### DIRECTION
In the material below, find every line with "Client" and pull it out.

### EXCERPTED DATA
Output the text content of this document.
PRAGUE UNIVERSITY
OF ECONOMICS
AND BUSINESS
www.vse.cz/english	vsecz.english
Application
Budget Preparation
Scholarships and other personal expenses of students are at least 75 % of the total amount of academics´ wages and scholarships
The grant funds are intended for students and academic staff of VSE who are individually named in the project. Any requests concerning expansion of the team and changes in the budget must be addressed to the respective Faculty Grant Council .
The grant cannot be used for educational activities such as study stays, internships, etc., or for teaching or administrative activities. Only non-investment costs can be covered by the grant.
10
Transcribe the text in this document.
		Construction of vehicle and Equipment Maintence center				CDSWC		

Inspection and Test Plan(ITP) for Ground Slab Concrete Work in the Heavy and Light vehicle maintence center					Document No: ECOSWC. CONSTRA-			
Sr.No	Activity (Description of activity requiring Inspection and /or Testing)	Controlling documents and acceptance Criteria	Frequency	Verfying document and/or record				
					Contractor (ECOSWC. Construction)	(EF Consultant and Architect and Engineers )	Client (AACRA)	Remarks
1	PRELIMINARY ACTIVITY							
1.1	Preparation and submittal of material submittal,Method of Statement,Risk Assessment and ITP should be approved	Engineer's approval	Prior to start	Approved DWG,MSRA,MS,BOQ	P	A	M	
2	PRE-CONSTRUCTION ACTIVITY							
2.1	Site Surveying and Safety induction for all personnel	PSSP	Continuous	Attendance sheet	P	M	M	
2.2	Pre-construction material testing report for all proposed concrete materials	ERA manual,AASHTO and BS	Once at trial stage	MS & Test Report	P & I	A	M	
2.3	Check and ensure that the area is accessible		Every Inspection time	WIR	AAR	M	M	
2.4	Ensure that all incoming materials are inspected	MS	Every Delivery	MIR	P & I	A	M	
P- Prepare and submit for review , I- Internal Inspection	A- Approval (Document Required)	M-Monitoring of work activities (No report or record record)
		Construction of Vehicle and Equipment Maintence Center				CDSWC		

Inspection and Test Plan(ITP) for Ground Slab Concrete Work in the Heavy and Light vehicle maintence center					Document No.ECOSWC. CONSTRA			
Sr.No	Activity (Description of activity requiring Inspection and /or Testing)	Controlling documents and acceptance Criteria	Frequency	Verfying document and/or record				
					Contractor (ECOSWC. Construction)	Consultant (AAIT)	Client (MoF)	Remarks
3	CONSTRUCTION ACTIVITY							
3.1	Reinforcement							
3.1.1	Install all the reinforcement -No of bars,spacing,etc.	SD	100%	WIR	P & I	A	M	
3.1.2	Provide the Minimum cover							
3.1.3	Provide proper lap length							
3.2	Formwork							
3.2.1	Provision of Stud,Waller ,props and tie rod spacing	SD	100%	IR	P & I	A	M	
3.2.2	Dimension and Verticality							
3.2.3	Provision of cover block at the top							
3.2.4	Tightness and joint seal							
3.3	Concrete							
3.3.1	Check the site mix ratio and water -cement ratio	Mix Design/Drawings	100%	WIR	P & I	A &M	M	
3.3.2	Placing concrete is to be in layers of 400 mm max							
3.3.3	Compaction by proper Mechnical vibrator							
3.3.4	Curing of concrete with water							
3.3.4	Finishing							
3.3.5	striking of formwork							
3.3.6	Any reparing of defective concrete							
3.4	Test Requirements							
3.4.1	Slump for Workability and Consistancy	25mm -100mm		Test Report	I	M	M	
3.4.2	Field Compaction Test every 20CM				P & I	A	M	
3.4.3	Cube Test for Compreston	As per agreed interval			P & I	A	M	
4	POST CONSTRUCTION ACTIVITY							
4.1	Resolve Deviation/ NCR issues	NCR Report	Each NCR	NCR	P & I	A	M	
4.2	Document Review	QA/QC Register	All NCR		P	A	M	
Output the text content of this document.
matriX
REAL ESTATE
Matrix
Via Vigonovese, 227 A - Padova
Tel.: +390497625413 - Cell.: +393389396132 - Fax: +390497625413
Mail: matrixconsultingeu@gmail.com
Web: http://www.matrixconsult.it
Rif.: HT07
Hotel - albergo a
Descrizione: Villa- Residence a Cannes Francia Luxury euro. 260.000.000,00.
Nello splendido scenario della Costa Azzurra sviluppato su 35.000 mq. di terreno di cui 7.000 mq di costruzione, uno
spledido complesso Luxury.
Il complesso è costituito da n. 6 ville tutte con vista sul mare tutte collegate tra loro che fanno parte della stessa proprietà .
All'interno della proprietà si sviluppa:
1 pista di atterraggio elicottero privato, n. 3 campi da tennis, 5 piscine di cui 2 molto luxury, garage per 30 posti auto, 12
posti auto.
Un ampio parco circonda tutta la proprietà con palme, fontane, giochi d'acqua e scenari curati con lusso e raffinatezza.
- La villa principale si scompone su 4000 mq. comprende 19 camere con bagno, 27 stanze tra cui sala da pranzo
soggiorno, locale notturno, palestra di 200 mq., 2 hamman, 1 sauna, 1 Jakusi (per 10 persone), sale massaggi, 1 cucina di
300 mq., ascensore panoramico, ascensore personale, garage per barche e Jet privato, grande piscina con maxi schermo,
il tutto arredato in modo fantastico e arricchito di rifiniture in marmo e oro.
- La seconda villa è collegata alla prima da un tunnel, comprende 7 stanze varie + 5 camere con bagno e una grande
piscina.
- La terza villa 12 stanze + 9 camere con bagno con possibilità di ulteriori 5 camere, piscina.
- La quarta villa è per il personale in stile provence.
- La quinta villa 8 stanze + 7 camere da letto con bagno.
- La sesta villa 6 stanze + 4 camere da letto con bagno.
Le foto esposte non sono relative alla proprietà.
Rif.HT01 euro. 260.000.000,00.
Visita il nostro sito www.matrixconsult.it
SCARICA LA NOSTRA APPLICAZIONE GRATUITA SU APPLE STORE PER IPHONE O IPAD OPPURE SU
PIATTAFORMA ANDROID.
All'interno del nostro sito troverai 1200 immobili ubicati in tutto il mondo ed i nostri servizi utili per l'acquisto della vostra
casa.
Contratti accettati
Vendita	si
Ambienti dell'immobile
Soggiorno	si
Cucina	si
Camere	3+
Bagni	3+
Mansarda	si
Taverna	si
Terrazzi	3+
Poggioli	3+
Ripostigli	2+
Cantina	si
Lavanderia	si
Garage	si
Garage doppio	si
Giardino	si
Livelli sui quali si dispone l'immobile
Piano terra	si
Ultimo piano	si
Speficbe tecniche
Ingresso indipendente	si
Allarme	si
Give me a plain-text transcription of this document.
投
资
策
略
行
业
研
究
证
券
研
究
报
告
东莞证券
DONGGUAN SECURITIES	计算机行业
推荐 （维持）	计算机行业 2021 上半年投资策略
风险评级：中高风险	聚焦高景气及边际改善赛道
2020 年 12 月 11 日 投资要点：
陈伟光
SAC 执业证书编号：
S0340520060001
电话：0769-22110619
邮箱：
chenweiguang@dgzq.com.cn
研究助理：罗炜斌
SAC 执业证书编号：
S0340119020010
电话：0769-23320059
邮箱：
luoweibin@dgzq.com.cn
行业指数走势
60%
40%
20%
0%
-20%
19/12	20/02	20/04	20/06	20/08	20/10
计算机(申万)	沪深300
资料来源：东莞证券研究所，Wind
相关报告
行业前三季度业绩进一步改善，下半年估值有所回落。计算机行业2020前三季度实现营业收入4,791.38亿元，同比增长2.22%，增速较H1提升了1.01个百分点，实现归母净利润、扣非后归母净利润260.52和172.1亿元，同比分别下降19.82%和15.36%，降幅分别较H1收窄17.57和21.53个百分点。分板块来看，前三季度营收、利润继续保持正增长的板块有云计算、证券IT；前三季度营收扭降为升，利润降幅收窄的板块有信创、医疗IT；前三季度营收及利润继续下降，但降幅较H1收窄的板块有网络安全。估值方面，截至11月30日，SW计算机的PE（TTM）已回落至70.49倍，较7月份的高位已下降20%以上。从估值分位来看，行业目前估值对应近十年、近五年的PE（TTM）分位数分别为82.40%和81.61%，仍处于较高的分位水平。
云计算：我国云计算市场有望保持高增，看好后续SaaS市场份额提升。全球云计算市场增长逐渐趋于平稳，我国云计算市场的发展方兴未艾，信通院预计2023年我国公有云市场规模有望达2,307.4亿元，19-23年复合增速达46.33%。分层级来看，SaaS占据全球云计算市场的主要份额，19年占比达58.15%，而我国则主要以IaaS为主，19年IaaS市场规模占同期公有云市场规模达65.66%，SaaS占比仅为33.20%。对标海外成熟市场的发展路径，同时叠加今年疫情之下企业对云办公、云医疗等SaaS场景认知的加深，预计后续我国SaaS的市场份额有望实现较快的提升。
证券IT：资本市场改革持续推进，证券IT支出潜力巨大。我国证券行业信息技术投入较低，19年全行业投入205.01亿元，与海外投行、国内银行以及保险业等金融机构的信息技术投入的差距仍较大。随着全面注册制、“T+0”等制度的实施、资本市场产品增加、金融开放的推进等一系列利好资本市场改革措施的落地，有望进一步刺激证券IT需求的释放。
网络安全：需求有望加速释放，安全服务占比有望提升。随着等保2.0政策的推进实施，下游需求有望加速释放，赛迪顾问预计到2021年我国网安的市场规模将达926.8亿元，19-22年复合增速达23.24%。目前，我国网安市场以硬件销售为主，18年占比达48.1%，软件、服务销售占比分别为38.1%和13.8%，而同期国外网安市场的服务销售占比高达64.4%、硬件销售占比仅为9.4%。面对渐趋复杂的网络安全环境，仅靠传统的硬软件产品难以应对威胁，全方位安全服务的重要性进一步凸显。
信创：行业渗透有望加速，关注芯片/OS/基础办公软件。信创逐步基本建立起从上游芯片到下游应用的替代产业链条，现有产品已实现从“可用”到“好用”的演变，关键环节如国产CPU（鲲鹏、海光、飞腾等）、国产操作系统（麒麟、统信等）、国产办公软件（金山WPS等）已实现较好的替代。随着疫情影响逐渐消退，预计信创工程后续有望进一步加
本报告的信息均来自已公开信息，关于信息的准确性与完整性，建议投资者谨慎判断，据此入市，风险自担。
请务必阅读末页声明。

### SOLUTION FOR THIS EXERCISE
					Contractor (ECOSWC. Construction)	(EF Consultant and Architect and Engineers )	Client (AACRA)	Remarks
					Contractor (ECOSWC. Construction)	Consultant (AAIT)	Client (MoF)	Remarks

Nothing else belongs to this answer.